What needs to be done
Scan the lines below for the word "Unit". Copy each line you find it in.

Records supplied
begin

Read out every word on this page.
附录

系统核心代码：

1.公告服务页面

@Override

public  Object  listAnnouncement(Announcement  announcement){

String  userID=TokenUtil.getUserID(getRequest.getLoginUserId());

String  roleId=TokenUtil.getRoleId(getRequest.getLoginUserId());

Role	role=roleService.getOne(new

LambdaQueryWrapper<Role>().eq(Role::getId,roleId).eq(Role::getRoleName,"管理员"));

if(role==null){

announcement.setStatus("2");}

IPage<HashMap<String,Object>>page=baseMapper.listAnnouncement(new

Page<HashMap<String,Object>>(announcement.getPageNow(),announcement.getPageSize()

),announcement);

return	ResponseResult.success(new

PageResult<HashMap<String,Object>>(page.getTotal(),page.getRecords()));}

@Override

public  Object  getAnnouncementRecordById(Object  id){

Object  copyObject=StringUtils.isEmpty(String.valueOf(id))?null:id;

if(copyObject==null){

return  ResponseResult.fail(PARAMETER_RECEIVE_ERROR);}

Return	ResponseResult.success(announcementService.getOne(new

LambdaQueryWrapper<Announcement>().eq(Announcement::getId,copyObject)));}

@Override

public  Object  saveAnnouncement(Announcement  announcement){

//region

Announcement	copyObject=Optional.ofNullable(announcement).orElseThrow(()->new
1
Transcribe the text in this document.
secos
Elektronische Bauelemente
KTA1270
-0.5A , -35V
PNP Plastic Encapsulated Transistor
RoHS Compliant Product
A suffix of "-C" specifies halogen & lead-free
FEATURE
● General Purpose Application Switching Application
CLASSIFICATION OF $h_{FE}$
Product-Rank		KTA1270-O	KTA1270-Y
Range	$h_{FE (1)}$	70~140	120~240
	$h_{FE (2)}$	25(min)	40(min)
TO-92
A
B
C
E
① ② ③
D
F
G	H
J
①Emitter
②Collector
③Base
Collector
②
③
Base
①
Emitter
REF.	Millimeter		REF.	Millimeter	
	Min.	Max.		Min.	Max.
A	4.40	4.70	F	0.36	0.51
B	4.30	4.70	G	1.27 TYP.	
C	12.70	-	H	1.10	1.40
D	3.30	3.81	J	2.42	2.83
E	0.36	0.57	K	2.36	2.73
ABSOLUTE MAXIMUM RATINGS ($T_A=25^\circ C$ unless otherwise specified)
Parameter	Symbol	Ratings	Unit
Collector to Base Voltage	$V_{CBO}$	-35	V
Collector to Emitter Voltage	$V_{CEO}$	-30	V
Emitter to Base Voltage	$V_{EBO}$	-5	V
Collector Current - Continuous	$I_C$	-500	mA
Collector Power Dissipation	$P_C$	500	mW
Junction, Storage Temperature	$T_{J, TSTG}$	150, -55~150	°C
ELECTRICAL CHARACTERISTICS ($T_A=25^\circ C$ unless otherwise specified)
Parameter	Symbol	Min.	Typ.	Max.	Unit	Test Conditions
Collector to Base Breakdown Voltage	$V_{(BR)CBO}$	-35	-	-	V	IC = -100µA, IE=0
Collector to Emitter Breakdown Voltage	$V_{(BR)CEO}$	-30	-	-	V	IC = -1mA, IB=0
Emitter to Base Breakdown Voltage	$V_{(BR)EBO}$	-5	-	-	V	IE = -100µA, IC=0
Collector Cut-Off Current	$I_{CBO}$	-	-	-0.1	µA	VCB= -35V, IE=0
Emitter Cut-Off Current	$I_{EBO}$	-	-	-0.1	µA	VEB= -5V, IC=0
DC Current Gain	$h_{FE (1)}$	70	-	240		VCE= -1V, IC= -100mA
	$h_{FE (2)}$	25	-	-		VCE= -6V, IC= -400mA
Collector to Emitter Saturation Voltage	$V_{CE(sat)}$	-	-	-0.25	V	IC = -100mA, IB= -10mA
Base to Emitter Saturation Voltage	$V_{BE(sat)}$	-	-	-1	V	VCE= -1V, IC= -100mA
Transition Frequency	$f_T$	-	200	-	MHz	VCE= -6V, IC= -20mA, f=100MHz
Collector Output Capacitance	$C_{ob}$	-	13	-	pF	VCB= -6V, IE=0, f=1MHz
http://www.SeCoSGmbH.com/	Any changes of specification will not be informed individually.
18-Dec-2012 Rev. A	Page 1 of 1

end

Finished answer
Parameter	Symbol	Ratings	Unit
Parameter	Symbol	Min.	Typ.	Max.	Unit	Test Conditions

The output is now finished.